## DATA SUPPLIED:

━━━

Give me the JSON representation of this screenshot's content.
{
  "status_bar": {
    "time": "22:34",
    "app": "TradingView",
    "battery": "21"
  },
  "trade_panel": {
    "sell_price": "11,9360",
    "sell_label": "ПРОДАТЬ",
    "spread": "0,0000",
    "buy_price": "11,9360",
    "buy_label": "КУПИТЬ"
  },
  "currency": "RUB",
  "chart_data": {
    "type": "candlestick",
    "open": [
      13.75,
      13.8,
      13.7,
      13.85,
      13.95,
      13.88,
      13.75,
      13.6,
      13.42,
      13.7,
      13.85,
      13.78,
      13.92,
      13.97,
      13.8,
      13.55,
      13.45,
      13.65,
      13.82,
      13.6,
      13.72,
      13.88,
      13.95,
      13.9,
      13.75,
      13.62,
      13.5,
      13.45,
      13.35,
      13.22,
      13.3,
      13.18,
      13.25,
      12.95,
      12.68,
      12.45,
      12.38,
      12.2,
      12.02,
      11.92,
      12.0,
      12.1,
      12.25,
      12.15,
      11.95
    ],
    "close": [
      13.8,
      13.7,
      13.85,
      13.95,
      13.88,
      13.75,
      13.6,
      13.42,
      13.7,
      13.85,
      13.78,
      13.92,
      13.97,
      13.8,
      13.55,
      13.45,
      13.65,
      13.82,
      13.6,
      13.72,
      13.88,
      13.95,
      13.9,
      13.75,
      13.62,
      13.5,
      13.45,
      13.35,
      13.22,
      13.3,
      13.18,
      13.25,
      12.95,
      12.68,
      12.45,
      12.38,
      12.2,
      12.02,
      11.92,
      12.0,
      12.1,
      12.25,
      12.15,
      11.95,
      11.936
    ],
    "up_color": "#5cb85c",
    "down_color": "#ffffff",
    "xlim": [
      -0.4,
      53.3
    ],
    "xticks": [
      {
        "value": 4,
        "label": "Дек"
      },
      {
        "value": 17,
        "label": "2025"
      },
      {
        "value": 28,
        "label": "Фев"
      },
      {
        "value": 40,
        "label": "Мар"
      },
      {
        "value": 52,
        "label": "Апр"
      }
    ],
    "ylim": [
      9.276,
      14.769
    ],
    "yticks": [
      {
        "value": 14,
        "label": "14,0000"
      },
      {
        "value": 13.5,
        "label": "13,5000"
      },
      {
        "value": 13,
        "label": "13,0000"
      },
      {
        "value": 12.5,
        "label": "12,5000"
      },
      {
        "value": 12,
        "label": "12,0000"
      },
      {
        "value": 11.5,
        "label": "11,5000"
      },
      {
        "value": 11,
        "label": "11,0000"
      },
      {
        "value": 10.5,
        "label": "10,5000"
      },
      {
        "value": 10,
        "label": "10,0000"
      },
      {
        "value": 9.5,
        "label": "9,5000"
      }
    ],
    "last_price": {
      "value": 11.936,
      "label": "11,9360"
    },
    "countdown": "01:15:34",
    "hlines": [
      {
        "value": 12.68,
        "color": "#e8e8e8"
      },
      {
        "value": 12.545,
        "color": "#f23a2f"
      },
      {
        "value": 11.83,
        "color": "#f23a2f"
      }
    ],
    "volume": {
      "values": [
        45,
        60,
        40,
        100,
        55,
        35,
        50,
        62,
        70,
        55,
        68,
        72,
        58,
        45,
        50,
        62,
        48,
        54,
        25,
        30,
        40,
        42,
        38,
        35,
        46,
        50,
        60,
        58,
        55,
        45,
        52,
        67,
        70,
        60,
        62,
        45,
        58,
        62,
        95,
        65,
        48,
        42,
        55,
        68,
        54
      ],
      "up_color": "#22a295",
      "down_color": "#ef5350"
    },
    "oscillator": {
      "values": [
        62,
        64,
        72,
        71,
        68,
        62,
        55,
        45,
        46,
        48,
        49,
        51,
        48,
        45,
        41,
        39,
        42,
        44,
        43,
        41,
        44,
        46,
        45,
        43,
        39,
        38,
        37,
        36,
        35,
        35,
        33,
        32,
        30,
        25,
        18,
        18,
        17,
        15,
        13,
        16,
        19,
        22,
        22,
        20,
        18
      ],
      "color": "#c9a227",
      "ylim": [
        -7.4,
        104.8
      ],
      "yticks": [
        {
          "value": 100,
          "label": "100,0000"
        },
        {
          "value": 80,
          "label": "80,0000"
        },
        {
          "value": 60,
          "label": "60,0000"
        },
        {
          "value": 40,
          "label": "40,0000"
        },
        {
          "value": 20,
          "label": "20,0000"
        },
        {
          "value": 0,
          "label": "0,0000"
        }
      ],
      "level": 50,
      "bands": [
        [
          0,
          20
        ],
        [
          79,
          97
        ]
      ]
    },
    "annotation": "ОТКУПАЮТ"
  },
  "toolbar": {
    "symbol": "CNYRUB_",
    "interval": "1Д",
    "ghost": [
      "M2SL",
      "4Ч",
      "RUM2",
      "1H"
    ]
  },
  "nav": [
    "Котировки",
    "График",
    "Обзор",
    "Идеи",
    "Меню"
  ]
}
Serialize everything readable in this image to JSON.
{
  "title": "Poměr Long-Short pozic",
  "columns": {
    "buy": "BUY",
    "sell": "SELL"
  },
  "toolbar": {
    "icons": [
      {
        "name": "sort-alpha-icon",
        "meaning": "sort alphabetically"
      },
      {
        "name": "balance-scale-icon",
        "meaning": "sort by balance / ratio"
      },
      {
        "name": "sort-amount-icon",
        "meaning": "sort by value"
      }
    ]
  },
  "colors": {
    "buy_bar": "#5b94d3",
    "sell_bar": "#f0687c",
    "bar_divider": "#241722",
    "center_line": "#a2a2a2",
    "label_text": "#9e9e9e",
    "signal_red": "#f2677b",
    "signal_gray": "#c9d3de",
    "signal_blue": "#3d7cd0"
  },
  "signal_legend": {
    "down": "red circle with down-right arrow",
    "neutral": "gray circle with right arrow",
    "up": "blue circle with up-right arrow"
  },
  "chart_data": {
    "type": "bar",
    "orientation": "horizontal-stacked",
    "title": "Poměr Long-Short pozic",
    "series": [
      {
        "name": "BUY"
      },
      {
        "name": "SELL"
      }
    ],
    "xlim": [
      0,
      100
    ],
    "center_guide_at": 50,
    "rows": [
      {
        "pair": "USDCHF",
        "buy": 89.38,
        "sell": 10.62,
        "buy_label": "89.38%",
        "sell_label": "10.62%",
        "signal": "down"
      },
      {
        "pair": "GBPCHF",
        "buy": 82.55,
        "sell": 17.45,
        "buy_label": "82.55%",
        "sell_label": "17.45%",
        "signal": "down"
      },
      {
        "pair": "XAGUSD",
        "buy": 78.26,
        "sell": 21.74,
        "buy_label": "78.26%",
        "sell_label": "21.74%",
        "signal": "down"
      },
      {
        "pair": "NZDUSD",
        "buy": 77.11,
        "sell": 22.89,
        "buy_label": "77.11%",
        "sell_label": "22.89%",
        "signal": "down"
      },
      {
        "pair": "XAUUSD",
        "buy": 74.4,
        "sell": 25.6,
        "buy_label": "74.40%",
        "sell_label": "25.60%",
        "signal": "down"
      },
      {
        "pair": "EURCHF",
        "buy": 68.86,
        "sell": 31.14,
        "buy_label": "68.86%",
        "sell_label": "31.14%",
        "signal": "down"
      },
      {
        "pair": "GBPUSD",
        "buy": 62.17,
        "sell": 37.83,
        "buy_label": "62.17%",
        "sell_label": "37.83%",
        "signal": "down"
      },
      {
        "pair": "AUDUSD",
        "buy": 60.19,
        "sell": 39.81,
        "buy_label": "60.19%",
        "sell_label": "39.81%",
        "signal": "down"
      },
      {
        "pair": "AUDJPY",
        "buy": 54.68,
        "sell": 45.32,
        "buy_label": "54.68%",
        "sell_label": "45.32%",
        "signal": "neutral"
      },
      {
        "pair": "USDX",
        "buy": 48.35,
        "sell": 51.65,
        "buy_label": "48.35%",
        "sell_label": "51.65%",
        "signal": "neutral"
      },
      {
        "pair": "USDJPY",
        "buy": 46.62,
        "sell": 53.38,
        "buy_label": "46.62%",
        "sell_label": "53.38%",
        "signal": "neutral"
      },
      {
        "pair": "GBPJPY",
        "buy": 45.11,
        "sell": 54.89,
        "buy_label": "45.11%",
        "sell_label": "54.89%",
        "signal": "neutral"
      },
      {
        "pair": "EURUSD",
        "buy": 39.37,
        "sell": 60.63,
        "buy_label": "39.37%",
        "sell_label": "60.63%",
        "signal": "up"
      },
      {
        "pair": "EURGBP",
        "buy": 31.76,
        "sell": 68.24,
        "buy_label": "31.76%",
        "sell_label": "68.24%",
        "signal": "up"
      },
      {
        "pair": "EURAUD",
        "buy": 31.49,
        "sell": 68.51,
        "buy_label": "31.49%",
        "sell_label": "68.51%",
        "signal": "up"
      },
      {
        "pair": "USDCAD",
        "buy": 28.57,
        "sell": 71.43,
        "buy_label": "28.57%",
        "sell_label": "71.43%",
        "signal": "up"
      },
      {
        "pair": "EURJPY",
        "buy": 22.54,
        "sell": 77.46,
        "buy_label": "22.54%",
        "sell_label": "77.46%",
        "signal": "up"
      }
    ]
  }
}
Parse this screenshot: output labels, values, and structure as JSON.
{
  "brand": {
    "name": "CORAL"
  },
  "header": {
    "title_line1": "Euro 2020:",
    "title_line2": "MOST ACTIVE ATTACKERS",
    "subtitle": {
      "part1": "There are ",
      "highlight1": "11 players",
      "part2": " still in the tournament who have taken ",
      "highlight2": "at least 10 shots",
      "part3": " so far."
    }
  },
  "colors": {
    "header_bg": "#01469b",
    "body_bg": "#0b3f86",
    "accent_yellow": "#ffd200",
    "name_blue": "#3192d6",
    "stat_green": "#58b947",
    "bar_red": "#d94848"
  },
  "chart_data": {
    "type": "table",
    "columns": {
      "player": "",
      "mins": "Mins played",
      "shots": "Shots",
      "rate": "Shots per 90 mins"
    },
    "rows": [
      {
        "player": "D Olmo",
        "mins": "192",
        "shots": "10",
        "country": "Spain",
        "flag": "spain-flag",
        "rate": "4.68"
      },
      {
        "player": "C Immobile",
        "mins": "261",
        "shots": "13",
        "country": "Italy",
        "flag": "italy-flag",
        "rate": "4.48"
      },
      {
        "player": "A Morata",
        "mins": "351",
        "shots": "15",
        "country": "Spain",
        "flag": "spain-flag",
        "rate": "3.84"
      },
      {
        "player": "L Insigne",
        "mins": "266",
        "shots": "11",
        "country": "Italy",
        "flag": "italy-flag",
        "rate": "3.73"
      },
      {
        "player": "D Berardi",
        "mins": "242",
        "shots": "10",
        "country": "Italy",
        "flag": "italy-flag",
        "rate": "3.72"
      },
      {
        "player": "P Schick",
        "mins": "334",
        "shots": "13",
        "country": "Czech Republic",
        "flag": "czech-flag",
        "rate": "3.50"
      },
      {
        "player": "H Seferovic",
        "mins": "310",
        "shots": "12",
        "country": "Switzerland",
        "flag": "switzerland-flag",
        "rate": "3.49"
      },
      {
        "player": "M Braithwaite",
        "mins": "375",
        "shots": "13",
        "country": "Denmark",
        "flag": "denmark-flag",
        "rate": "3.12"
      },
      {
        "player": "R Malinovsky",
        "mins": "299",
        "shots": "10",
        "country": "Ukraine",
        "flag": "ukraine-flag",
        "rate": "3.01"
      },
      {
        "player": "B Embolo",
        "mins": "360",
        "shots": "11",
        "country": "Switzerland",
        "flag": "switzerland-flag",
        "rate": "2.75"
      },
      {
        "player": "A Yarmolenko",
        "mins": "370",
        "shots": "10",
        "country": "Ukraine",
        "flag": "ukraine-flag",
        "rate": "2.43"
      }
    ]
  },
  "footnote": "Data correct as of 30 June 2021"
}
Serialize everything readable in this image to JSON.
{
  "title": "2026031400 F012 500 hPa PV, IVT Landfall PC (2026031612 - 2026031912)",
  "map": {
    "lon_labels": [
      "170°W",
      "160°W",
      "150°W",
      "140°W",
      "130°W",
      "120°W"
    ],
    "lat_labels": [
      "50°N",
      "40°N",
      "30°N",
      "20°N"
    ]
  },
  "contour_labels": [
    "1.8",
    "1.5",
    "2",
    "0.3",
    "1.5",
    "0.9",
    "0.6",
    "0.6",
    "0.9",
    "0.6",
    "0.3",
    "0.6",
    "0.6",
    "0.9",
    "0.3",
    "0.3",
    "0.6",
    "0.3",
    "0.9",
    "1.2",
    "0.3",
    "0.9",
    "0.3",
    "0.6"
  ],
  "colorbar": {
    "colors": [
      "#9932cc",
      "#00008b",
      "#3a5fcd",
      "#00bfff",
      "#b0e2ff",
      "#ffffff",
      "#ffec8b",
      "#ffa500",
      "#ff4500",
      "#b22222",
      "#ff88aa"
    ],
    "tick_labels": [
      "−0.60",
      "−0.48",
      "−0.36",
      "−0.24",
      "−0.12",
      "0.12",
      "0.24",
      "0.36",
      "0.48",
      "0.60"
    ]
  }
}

━━━

## EXERCISE INSTRUCTIONS:
Pick out every line above that holds the word "this" and copy it.

## SOLUTION:
Give me the JSON representation of this screenshot's content.
Serialize everything readable in this image to JSON.
Parse this screenshot: output labels, values, and structure as JSON.
Serialize everything readable in this image to JSON.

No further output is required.